Written task :: Change "support arm" to "mounting arm" in the items running from the start through the line containing "papers on the", and write out those lines again with nothing else altered.

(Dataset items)
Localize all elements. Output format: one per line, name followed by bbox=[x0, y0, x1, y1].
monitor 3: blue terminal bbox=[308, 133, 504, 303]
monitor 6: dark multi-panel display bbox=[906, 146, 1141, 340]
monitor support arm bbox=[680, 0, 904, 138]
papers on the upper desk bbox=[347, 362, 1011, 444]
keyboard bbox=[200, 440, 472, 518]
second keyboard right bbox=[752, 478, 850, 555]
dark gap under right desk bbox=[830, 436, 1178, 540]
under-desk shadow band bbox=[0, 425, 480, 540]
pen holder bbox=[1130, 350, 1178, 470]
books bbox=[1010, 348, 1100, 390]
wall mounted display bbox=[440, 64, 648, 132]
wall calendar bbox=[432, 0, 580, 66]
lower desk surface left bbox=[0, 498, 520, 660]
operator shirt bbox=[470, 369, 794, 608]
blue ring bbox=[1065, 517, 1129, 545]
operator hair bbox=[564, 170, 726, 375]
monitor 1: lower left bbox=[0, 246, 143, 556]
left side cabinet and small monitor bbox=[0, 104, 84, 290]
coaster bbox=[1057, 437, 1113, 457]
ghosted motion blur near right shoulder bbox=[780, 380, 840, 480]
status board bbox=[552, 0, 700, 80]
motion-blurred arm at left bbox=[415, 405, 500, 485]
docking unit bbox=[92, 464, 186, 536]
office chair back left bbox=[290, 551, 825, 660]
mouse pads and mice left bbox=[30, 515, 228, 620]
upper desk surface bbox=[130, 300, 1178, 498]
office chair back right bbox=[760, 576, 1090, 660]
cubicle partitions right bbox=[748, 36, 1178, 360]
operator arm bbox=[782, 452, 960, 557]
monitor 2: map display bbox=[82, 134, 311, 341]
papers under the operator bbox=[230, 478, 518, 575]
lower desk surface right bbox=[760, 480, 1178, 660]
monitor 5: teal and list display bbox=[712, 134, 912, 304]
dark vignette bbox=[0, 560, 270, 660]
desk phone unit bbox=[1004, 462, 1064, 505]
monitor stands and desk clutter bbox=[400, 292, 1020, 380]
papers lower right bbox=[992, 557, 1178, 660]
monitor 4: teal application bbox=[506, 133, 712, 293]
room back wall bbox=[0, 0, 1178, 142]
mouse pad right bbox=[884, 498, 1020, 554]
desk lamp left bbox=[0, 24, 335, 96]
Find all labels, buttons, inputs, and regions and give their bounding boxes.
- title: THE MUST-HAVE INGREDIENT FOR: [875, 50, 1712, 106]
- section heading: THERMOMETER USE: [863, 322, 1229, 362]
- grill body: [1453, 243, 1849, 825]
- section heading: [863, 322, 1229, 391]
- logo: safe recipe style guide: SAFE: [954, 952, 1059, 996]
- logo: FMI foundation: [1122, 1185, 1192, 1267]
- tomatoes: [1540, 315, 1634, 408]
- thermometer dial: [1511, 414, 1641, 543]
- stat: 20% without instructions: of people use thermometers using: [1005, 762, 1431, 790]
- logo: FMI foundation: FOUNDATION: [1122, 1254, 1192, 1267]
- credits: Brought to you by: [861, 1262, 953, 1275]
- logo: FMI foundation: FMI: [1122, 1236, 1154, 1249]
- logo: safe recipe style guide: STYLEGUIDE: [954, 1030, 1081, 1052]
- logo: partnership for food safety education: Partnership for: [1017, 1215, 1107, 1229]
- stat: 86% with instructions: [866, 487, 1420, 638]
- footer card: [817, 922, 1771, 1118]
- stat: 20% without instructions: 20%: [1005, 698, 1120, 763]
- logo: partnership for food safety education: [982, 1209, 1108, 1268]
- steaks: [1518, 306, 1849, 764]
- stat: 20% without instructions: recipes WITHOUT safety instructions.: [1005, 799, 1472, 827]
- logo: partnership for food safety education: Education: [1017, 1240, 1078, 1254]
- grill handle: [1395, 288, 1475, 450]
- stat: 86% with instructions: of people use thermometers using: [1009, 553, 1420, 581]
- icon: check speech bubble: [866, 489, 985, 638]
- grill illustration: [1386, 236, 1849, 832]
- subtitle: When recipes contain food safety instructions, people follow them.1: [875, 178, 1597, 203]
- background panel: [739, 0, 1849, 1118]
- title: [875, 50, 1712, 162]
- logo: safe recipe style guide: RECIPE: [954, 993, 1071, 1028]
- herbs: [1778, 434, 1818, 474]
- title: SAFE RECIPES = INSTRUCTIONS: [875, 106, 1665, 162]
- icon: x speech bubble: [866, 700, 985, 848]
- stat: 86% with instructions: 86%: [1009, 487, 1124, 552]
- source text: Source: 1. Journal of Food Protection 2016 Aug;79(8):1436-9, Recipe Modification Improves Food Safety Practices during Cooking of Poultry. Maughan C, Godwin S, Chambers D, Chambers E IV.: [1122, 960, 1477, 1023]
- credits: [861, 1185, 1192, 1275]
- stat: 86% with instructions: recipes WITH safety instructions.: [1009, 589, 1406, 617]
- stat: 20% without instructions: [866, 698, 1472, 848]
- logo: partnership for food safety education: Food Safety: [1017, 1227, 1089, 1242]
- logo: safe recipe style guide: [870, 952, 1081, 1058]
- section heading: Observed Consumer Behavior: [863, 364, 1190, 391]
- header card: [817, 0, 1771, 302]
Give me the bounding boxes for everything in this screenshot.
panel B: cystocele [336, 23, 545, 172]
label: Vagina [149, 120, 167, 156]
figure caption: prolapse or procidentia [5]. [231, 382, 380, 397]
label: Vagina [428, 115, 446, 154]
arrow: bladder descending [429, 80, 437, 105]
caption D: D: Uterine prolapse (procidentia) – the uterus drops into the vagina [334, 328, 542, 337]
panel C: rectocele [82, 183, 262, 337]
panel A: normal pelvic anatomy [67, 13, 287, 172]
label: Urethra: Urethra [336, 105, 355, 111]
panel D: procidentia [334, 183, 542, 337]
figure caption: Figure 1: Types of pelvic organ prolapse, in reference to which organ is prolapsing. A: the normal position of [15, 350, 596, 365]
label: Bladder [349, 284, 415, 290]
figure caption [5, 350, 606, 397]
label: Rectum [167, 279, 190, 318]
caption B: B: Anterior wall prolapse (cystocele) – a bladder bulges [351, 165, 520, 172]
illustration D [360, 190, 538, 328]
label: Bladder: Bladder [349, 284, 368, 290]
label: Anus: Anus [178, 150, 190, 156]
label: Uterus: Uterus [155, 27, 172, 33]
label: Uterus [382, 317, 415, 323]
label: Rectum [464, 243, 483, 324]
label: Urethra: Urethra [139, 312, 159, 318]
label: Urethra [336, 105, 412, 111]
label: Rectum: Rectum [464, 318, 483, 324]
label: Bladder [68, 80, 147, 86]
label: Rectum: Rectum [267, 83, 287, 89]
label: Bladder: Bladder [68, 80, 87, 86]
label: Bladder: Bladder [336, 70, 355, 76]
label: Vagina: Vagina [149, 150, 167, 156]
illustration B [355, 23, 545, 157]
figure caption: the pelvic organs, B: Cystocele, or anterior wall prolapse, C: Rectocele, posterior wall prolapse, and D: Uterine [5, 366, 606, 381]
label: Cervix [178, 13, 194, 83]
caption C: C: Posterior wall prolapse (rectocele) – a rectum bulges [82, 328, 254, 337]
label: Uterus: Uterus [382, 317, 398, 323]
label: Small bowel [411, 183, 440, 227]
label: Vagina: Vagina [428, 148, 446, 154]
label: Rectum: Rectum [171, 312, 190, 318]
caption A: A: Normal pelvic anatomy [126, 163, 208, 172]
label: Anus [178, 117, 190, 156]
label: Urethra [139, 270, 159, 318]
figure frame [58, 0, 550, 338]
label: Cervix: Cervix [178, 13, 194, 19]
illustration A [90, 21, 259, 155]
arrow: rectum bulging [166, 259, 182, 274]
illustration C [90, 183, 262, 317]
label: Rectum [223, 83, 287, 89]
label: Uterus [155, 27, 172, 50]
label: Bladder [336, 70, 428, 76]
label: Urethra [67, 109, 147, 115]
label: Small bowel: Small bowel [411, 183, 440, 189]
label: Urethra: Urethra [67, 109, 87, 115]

Result of this task ::
Localize all elements. Output format: one per line, name followed by bbox=[x0, y0, x1, y1].
monitor 3: blue terminal bbox=[308, 133, 504, 303]
monitor 6: dark multi-panel display bbox=[906, 146, 1141, 340]
monitor mounting arm bbox=[680, 0, 904, 138]
papers on the upper desk bbox=[347, 362, 1011, 444]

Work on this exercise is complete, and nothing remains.